__JOB__
Please reproduce every line of the records below verbatim.
* START SUPPLIED RECORDS *
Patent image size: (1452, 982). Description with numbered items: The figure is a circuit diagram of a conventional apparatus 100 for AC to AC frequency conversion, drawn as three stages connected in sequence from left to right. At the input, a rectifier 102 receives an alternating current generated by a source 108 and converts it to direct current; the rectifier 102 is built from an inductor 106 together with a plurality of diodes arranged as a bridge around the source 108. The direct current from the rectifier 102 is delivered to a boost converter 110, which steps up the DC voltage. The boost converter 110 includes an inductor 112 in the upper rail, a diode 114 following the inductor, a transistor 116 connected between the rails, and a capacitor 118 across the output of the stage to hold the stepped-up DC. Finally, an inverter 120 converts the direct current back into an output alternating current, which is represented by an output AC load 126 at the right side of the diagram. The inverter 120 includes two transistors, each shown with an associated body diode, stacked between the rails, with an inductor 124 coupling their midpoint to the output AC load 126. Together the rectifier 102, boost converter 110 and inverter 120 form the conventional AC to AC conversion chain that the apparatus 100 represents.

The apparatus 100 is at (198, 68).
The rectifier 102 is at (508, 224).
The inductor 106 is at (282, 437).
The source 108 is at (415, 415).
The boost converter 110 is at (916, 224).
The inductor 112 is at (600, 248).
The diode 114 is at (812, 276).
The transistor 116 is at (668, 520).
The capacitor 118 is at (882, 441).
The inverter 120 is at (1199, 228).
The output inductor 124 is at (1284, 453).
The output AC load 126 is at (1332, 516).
* END SUPPLIED RECORDS *
__CORRECT OUTPUT__
Patent image size: (1452, 982). Description with numbered items: The figure is a circuit diagram of a conventional apparatus 100 for AC to AC frequency conversion, drawn as three stages connected in sequence from left to right. At the input, a rectifier 102 receives an alternating current generated by a source 108 and converts it to direct current; the rectifier 102 is built from an inductor 106 together with a plurality of diodes arranged as a bridge around the source 108. The direct current from the rectifier 102 is delivered to a boost converter 110, which steps up the DC voltage. The boost converter 110 includes an inductor 112 in the upper rail, a diode 114 following the inductor, a transistor 116 connected between the rails, and a capacitor 118 across the output of the stage to hold the stepped-up DC. Finally, an inverter 120 converts the direct current back into an output alternating current, which is represented by an output AC load 126 at the right side of the diagram. The inverter 120 includes two transistors, each shown with an associated body diode, stacked between the rails, with an inductor 124 coupling their midpoint to the output AC load 126. Together the rectifier 102, boost converter 110 and inverter 120 form the conventional AC to AC conversion chain that the apparatus 100 represents.

The apparatus 100 is at (198, 68).
The rectifier 102 is at (508, 224).
The inductor 106 is at (282, 437).
The source 108 is at (415, 415).
The boost converter 110 is at (916, 224).
The inductor 112 is at (600, 248).
The diode 114 is at (812, 276).
The transistor 116 is at (668, 520).
The capacitor 118 is at (882, 441).
The inverter 120 is at (1199, 228).
The output inductor 124 is at (1284, 453).
The output AC load 126 is at (1332, 516).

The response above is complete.